§ Text section:
A reversible redox wave was observed for 1 in acetonitrile at E1/2 = 0.64 V (Fig. 3). The chemical, as well as electrochemical, reversibility was confirmed by UV/vis absorption (Fig. 4) and FTIR spectroelectrochemistry (ESI, Fig. S1 and S2), which showed formation of 2 (i.e. the spectrum obtained, Fig. 4 (red), matched that of the independently prepared complex 2 in acetonitrile) and complete recovery of the spectrum of 1 upon reduction.


image file: c3dt53174k-f3.tif
Fig. 3 Cyclic voltammogram of 1 (1 mM, black) in acetonitrile (0.1 M TBAPF6), with CH2BrCO2H (green), CCl3CO2H (red) or CF3CO2H (blue) (at 0.1 M), at a GC electrode at 0.1 V s−1. See also Fig S3 in ESI.

image file: c3dt53174k-f4.tif
Fig. 4 UV/vis absorption spectroelectrochemistry of 1 (5 mM) in acetonitrile (0.1 M TBAPF6) – black: before oxidation, red: at 0.9 V and blue: after reduction at 0.1 V – obtained during thin layer cyclic voltammetry at 5 mV s−1. The sharp spikes are spectral artefacts. Spectra were obtained using an OTTLE cell equipped with quartz windows, platinum counter and working electrodes and a Ag/AgCl reference electrode.

§ Supplied information:
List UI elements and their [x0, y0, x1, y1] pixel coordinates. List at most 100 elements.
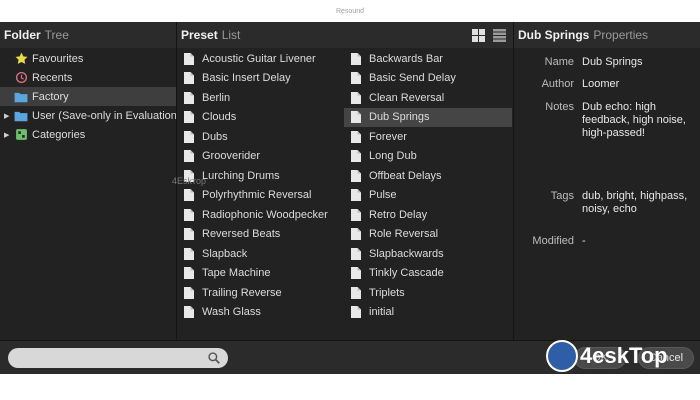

§ Objective: In the electrochemistry excerpt, at what E1/2 value was the reversible redox wave for 1 observed in acetonitrile? The material is separate from the electrochemistry excerpt.

§ Output: 0.64 V